WHAT THE EXERCISE ASKS:
Please set down the material as a numbered list, starting from its beginning and stopping after the line that contains "The projection housing 32 is at (234, 653).". Leave out blank lines and pictures.

--- start ---

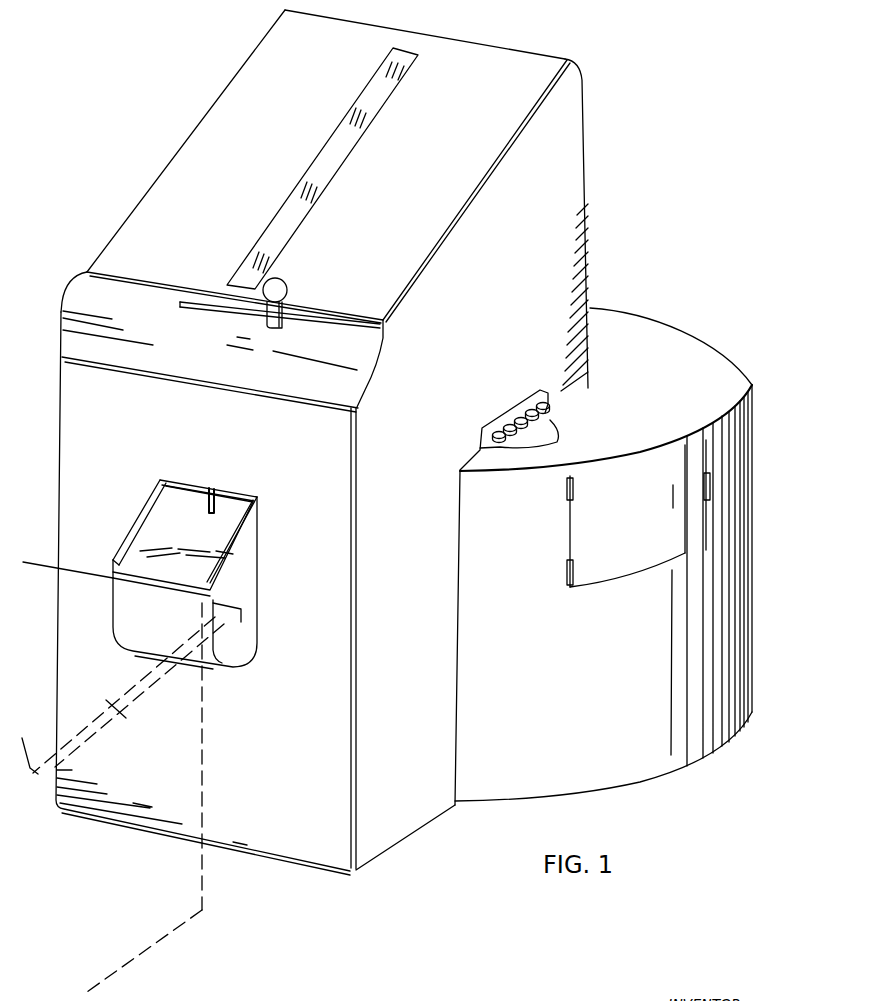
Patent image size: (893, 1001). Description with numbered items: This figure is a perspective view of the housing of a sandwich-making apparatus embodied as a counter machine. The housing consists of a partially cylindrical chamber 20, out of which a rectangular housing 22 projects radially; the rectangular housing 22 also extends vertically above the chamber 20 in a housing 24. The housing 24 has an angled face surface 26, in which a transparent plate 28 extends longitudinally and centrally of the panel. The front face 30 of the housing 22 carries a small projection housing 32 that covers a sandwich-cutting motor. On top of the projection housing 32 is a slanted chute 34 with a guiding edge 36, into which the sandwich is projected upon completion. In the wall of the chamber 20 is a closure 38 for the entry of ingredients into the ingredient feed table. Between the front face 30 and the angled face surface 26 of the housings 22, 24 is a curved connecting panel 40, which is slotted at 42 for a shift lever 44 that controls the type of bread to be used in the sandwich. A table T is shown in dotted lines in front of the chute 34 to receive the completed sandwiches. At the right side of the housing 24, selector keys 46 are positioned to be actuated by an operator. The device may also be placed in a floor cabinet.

The partially cylindrical chamber 20 is at (628, 330).
The rectangular housing 22 is at (447, 705).
The housing 24 is at (577, 113).
The angled face surface 26 is at (497, 55).
The transparent plate 28 is at (320, 187).
The front face 30 is at (320, 853).
The projection housing 32 is at (234, 653).
The chute 34 is at (172, 578).
The guiding edge 36 is at (146, 526).
The closure 38 is at (627, 568).
The curved connecting panel 40 is at (345, 330).
The slot 42 is at (228, 320).
The shift lever 44 is at (281, 280).
The selector keys 46 is at (535, 418).
The table T is at (123, 777).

--- end ---

OUTPUT:
1. Patent image size: (893, 1001). Description with numbered items: This figure is a perspective view of the housing of a sandwich-making apparatus embodied as a counter machine. The housing consists of a partially cylindrical chamber 20, out of which a rectangular housing 22 projects radially; the rectangular housing 22 also extends vertically above the chamber 20 in a housing 24. The housing 24 has an angled face surface 26, in which a transparent plate 28 extends longitudinally and centrally of the panel. The front face 30 of the housing 22 carries a small projection housing 32 that covers a sandwich-cutting motor. On top of the projection housing 32 is a slanted chute 34 with a guiding edge 36, into which the sandwich is projected upon completion. In the wall of the chamber 20 is a closure 38 for the entry of ingredients into the ingredient feed table. Between the front face 30 and the angled face surface 26 of the housings 22, 24 is a curved connecting panel 40, which is slotted at 42 for a shift lever 44 that controls the type of bread to be used in the sandwich. A table T is shown in dotted lines in front of the chute 34 to receive the completed sandwiches. At the right side of the housing 24, selector keys 46 are positioned to be actuated by an operator. The device may also be placed in a floor cabinet.
2. The partially cylindrical chamber 20 is at (628, 330).
3. The rectangular housing 22 is at (447, 705).
4. The housing 24 is at (577, 113).
5. The angled face surface 26 is at (497, 55).
6. The transparent plate 28 is at (320, 187).
7. The front face 30 is at (320, 853).
8. The projection housing 32 is at (234, 653).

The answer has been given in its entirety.